§ WRITTEN EXERCISE: In the entries below, swap "interactable" for "clickable" wherever it occurs, keeping every other character the same.

Element and region listings
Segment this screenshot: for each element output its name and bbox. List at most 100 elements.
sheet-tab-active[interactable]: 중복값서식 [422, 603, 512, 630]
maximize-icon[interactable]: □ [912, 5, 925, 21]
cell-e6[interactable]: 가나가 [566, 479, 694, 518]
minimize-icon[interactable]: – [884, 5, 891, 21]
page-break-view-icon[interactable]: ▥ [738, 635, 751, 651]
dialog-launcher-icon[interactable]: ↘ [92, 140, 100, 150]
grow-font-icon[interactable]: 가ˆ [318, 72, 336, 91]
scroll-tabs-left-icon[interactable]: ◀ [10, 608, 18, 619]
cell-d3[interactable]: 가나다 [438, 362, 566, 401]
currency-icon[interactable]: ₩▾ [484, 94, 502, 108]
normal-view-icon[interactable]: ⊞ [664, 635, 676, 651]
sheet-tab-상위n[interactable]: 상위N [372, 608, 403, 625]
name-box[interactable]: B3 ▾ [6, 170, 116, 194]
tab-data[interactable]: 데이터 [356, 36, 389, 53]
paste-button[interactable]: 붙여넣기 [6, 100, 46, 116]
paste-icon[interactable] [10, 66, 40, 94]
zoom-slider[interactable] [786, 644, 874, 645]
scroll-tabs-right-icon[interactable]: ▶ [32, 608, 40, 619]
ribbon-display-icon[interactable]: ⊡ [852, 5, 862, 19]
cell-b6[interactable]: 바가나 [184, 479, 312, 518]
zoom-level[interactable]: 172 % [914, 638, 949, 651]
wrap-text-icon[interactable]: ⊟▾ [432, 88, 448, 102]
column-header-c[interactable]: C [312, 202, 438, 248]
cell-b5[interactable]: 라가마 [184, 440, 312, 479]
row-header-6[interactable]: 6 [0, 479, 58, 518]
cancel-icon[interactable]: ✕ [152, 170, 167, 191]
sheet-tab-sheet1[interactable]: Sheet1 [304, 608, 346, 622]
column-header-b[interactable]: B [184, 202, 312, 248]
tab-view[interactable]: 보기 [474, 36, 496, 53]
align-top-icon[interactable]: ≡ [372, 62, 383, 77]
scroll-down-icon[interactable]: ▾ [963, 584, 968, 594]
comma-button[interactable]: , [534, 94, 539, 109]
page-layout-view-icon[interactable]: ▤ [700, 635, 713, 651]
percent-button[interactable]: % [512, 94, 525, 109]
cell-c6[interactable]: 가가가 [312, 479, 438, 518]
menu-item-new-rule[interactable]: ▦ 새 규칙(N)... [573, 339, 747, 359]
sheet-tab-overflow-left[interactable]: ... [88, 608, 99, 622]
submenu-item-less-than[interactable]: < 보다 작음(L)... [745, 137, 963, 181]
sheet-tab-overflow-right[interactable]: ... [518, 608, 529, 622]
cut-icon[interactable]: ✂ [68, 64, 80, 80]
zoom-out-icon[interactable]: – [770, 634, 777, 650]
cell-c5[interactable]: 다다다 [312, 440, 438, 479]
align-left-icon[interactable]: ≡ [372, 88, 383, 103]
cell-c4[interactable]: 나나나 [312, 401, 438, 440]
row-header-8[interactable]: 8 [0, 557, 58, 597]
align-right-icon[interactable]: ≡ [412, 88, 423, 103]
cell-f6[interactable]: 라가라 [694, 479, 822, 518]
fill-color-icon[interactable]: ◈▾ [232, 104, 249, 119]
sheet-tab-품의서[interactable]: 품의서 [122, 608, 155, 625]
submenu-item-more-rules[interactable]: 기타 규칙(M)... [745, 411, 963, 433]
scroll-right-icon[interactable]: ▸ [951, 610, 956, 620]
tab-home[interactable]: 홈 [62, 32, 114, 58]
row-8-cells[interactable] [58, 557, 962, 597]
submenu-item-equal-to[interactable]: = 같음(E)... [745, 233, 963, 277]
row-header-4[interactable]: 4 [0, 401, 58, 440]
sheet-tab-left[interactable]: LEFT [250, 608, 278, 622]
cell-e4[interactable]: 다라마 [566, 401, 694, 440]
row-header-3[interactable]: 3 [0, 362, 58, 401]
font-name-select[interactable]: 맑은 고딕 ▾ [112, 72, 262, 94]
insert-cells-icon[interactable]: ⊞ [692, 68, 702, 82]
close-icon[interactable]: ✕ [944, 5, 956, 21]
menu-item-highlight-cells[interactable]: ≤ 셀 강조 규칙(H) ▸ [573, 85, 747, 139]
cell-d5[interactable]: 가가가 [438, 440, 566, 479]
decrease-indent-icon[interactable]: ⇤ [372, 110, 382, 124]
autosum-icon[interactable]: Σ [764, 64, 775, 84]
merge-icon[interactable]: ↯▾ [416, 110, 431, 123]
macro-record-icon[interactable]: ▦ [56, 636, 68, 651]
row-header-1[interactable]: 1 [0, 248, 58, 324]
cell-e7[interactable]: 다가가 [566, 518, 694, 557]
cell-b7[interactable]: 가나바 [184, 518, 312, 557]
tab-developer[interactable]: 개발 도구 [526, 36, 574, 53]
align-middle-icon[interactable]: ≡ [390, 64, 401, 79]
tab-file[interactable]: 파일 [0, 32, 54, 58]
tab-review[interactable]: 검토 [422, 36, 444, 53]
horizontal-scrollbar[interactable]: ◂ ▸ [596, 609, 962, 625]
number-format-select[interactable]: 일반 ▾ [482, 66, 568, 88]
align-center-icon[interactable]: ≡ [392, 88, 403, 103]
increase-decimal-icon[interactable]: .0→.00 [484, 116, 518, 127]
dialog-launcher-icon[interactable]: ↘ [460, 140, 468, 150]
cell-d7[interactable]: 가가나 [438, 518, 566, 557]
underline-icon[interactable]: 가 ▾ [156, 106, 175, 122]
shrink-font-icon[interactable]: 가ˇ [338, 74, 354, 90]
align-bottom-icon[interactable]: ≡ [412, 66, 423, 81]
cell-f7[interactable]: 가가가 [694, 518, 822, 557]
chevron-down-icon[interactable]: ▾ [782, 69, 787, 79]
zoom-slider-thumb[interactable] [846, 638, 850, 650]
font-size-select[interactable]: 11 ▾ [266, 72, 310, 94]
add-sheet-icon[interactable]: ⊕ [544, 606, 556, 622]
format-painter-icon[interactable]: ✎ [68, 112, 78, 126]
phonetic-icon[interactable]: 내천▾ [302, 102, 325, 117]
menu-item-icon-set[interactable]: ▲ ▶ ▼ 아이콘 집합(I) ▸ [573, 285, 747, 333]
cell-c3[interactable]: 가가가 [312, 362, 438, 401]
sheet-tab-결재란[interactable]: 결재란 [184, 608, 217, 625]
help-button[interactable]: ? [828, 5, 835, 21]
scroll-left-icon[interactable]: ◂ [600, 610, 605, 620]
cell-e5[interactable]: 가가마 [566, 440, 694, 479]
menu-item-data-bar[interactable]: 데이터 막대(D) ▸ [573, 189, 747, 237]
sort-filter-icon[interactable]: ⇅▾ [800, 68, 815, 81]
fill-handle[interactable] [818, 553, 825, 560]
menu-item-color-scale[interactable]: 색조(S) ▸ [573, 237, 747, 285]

§ COMPLETE OUTPUT:
Segment this screenshot: for each element output its name and bbox. List at most 100 elements.
sheet-tab-active[clickable]: 중복값서식 [422, 603, 512, 630]
maximize-icon[clickable]: □ [912, 5, 925, 21]
cell-e6[clickable]: 가나가 [566, 479, 694, 518]
minimize-icon[clickable]: – [884, 5, 891, 21]
page-break-view-icon[clickable]: ▥ [738, 635, 751, 651]
dialog-launcher-icon[clickable]: ↘ [92, 140, 100, 150]
grow-font-icon[clickable]: 가ˆ [318, 72, 336, 91]
scroll-tabs-left-icon[clickable]: ◀ [10, 608, 18, 619]
cell-d3[clickable]: 가나다 [438, 362, 566, 401]
currency-icon[clickable]: ₩▾ [484, 94, 502, 108]
normal-view-icon[clickable]: ⊞ [664, 635, 676, 651]
sheet-tab-상위n[clickable]: 상위N [372, 608, 403, 625]
name-box[clickable]: B3 ▾ [6, 170, 116, 194]
tab-data[clickable]: 데이터 [356, 36, 389, 53]
paste-button[clickable]: 붙여넣기 [6, 100, 46, 116]
paste-icon[clickable] [10, 66, 40, 94]
zoom-slider[clickable] [786, 644, 874, 645]
scroll-tabs-right-icon[clickable]: ▶ [32, 608, 40, 619]
ribbon-display-icon[clickable]: ⊡ [852, 5, 862, 19]
cell-b6[clickable]: 바가나 [184, 479, 312, 518]
zoom-level[clickable]: 172 % [914, 638, 949, 651]
wrap-text-icon[clickable]: ⊟▾ [432, 88, 448, 102]
column-header-c[clickable]: C [312, 202, 438, 248]
cell-b5[clickable]: 라가마 [184, 440, 312, 479]
row-header-6[clickable]: 6 [0, 479, 58, 518]
cancel-icon[clickable]: ✕ [152, 170, 167, 191]
sheet-tab-sheet1[clickable]: Sheet1 [304, 608, 346, 622]
column-header-b[clickable]: B [184, 202, 312, 248]
tab-view[clickable]: 보기 [474, 36, 496, 53]
align-top-icon[clickable]: ≡ [372, 62, 383, 77]
scroll-down-icon[clickable]: ▾ [963, 584, 968, 594]
comma-button[clickable]: , [534, 94, 539, 109]
page-layout-view-icon[clickable]: ▤ [700, 635, 713, 651]
percent-button[clickable]: % [512, 94, 525, 109]
cell-c6[clickable]: 가가가 [312, 479, 438, 518]
menu-item-new-rule[clickable]: ▦ 새 규칙(N)... [573, 339, 747, 359]
sheet-tab-overflow-left[clickable]: ... [88, 608, 99, 622]
submenu-item-less-than[clickable]: < 보다 작음(L)... [745, 137, 963, 181]
sheet-tab-overflow-right[clickable]: ... [518, 608, 529, 622]
cut-icon[clickable]: ✂ [68, 64, 80, 80]
zoom-out-icon[clickable]: – [770, 634, 777, 650]
cell-c5[clickable]: 다다다 [312, 440, 438, 479]
align-left-icon[clickable]: ≡ [372, 88, 383, 103]
cell-c4[clickable]: 나나나 [312, 401, 438, 440]
row-header-8[clickable]: 8 [0, 557, 58, 597]
align-right-icon[clickable]: ≡ [412, 88, 423, 103]
cell-f6[clickable]: 라가라 [694, 479, 822, 518]
fill-color-icon[clickable]: ◈▾ [232, 104, 249, 119]
sheet-tab-품의서[clickable]: 품의서 [122, 608, 155, 625]
submenu-item-more-rules[clickable]: 기타 규칙(M)... [745, 411, 963, 433]
scroll-right-icon[clickable]: ▸ [951, 610, 956, 620]
tab-home[clickable]: 홈 [62, 32, 114, 58]
row-8-cells[clickable] [58, 557, 962, 597]
submenu-item-equal-to[clickable]: = 같음(E)... [745, 233, 963, 277]
row-header-4[clickable]: 4 [0, 401, 58, 440]
sheet-tab-left[clickable]: LEFT [250, 608, 278, 622]
cell-e4[clickable]: 다라마 [566, 401, 694, 440]
row-header-3[clickable]: 3 [0, 362, 58, 401]
font-name-select[clickable]: 맑은 고딕 ▾ [112, 72, 262, 94]
insert-cells-icon[clickable]: ⊞ [692, 68, 702, 82]
close-icon[clickable]: ✕ [944, 5, 956, 21]
menu-item-highlight-cells[clickable]: ≤ 셀 강조 규칙(H) ▸ [573, 85, 747, 139]
cell-d5[clickable]: 가가가 [438, 440, 566, 479]
decrease-indent-icon[clickable]: ⇤ [372, 110, 382, 124]
autosum-icon[clickable]: Σ [764, 64, 775, 84]
merge-icon[clickable]: ↯▾ [416, 110, 431, 123]
macro-record-icon[clickable]: ▦ [56, 636, 68, 651]
row-header-1[clickable]: 1 [0, 248, 58, 324]
cell-e7[clickable]: 다가가 [566, 518, 694, 557]
cell-b7[clickable]: 가나바 [184, 518, 312, 557]
tab-developer[clickable]: 개발 도구 [526, 36, 574, 53]
align-middle-icon[clickable]: ≡ [390, 64, 401, 79]
tab-file[clickable]: 파일 [0, 32, 54, 58]
tab-review[clickable]: 검토 [422, 36, 444, 53]
horizontal-scrollbar[clickable]: ◂ ▸ [596, 609, 962, 625]
number-format-select[clickable]: 일반 ▾ [482, 66, 568, 88]
align-center-icon[clickable]: ≡ [392, 88, 403, 103]
increase-decimal-icon[clickable]: .0→.00 [484, 116, 518, 127]
dialog-launcher-icon[clickable]: ↘ [460, 140, 468, 150]
cell-d7[clickable]: 가가나 [438, 518, 566, 557]
underline-icon[clickable]: 가 ▾ [156, 106, 175, 122]
shrink-font-icon[clickable]: 가ˇ [338, 74, 354, 90]
align-bottom-icon[clickable]: ≡ [412, 66, 423, 81]
cell-f7[clickable]: 가가가 [694, 518, 822, 557]
chevron-down-icon[clickable]: ▾ [782, 69, 787, 79]
zoom-slider-thumb[clickable] [846, 638, 850, 650]
font-size-select[clickable]: 11 ▾ [266, 72, 310, 94]
add-sheet-icon[clickable]: ⊕ [544, 606, 556, 622]
format-painter-icon[clickable]: ✎ [68, 112, 78, 126]
phonetic-icon[clickable]: 내천▾ [302, 102, 325, 117]
menu-item-icon-set[clickable]: ▲ ▶ ▼ 아이콘 집합(I) ▸ [573, 285, 747, 333]
cell-c3[clickable]: 가가가 [312, 362, 438, 401]
sheet-tab-결재란[clickable]: 결재란 [184, 608, 217, 625]
help-button[clickable]: ? [828, 5, 835, 21]
scroll-left-icon[clickable]: ◂ [600, 610, 605, 620]
cell-e5[clickable]: 가가마 [566, 440, 694, 479]
menu-item-data-bar[clickable]: 데이터 막대(D) ▸ [573, 189, 747, 237]
sort-filter-icon[clickable]: ⇅▾ [800, 68, 815, 81]
fill-handle[clickable] [818, 553, 825, 560]
menu-item-color-scale[clickable]: 색조(S) ▸ [573, 237, 747, 285]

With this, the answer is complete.